## DATASET RECORDS

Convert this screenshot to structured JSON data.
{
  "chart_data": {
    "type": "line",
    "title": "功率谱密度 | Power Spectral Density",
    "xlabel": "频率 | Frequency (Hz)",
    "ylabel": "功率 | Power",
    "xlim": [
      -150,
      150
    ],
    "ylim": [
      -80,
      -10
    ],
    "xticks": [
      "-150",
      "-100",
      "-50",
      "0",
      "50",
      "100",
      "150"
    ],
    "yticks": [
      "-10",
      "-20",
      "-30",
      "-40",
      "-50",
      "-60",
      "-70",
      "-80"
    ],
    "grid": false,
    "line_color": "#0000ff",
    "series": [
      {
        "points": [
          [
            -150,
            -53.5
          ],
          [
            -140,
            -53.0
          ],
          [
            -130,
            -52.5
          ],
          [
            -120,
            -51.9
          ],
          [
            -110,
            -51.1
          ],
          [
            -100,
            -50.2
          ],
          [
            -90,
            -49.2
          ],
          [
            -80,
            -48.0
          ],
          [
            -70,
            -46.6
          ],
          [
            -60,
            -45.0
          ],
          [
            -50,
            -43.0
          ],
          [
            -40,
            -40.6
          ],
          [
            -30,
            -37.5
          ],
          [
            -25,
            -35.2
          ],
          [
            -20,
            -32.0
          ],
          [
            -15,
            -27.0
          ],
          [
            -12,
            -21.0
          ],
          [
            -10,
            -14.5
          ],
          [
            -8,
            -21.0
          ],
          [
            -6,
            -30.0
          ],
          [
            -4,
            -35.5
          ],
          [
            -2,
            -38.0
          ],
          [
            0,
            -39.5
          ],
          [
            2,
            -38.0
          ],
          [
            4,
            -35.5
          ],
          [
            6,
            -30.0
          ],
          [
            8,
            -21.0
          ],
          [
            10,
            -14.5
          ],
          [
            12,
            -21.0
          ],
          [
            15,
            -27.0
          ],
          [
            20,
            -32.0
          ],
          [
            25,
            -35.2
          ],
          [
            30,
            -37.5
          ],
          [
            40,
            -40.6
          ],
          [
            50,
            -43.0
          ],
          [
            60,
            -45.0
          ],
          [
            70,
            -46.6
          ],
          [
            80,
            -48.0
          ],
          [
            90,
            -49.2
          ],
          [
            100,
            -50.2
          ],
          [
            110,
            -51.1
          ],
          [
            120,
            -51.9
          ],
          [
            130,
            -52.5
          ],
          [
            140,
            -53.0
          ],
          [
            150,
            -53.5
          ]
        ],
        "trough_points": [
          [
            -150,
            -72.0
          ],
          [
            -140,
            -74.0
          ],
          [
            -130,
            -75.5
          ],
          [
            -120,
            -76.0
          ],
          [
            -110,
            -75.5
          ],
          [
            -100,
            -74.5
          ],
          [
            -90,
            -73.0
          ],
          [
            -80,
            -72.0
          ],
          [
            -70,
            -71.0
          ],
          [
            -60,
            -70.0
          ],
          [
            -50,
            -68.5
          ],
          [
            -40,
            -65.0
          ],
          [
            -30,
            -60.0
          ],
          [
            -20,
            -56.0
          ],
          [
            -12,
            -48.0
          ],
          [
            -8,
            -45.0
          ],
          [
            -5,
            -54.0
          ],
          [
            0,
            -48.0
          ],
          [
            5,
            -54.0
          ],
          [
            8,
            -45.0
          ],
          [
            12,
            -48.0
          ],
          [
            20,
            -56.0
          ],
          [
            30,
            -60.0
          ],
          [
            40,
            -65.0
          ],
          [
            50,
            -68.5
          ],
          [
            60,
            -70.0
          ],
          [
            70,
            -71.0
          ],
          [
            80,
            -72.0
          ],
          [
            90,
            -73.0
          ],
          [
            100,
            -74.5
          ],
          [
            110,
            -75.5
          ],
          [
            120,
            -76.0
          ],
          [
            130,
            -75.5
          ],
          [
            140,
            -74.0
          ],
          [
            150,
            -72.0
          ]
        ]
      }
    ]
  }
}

## WORK INSTRUCTIONS
Each record above should be output again exactly.

## ANSWER FOR THE TASK
Convert this screenshot to structured JSON data.
{
  "chart_data": {
    "type": "line",
    "title": "功率谱密度 | Power Spectral Density",
    "xlabel": "频率 | Frequency (Hz)",
    "ylabel": "功率 | Power",
    "xlim": [
      -150,
      150
    ],
    "ylim": [
      -80,
      -10
    ],
    "xticks": [
      "-150",
      "-100",
      "-50",
      "0",
      "50",
      "100",
      "150"
    ],
    "yticks": [
      "-10",
      "-20",
      "-30",
      "-40",
      "-50",
      "-60",
      "-70",
      "-80"
    ],
    "grid": false,
    "line_color": "#0000ff",
    "series": [
      {
        "points": [
          [
            -150,
            -53.5
          ],
          [
            -140,
            -53.0
          ],
          [
            -130,
            -52.5
          ],
          [
            -120,
            -51.9
          ],
          [
            -110,
            -51.1
          ],
          [
            -100,
            -50.2
          ],
          [
            -90,
            -49.2
          ],
          [
            -80,
            -48.0
          ],
          [
            -70,
            -46.6
          ],
          [
            -60,
            -45.0
          ],
          [
            -50,
            -43.0
          ],
          [
            -40,
            -40.6
          ],
          [
            -30,
            -37.5
          ],
          [
            -25,
            -35.2
          ],
          [
            -20,
            -32.0
          ],
          [
            -15,
            -27.0
          ],
          [
            -12,
            -21.0
          ],
          [
            -10,
            -14.5
          ],
          [
            -8,
            -21.0
          ],
          [
            -6,
            -30.0
          ],
          [
            -4,
            -35.5
          ],
          [
            -2,
            -38.0
          ],
          [
            0,
            -39.5
          ],
          [
            2,
            -38.0
          ],
          [
            4,
            -35.5
          ],
          [
            6,
            -30.0
          ],
          [
            8,
            -21.0
          ],
          [
            10,
            -14.5
          ],
          [
            12,
            -21.0
          ],
          [
            15,
            -27.0
          ],
          [
            20,
            -32.0
          ],
          [
            25,
            -35.2
          ],
          [
            30,
            -37.5
          ],
          [
            40,
            -40.6
          ],
          [
            50,
            -43.0
          ],
          [
            60,
            -45.0
          ],
          [
            70,
            -46.6
          ],
          [
            80,
            -48.0
          ],
          [
            90,
            -49.2
          ],
          [
            100,
            -50.2
          ],
          [
            110,
            -51.1
          ],
          [
            120,
            -51.9
          ],
          [
            130,
            -52.5
          ],
          [
            140,
            -53.0
          ],
          [
            150,
            -53.5
          ]
        ],
        "trough_points": [
          [
            -150,
            -72.0
          ],
          [
            -140,
            -74.0
          ],
          [
            -130,
            -75.5
          ],
          [
            -120,
            -76.0
          ],
          [
            -110,
            -75.5
          ],
          [
            -100,
            -74.5
          ],
          [
            -90,
            -73.0
          ],
          [
            -80,
            -72.0
          ],
          [
            -70,
            -71.0
          ],
          [
            -60,
            -70.0
          ],
          [
            -50,
            -68.5
          ],
          [
            -40,
            -65.0
          ],
          [
            -30,
            -60.0
          ],
          [
            -20,
            -56.0
          ],
          [
            -12,
            -48.0
          ],
          [
            -8,
            -45.0
          ],
          [
            -5,
            -54.0
          ],
          [
            0,
            -48.0
          ],
          [
            5,
            -54.0
          ],
          [
            8,
            -45.0
          ],
          [
            12,
            -48.0
          ],
          [
            20,
            -56.0
          ],
          [
            30,
            -60.0
          ],
          [
            40,
            -65.0
          ],
          [
            50,
            -68.5
          ],
          [
            60,
            -70.0
          ],
          [
            70,
            -71.0
          ],
          [
            80,
            -72.0
          ],
          [
            90,
            -73.0
          ],
          [
            100,
            -74.5
          ],
          [
            110,
            -75.5
          ],
          [
            120,
            -76.0
          ],
          [
            130,
            -75.5
          ],
          [
            140,
            -74.0
          ],
          [
            150,
            -72.0
          ]
        ]
      }
    ]
  }
}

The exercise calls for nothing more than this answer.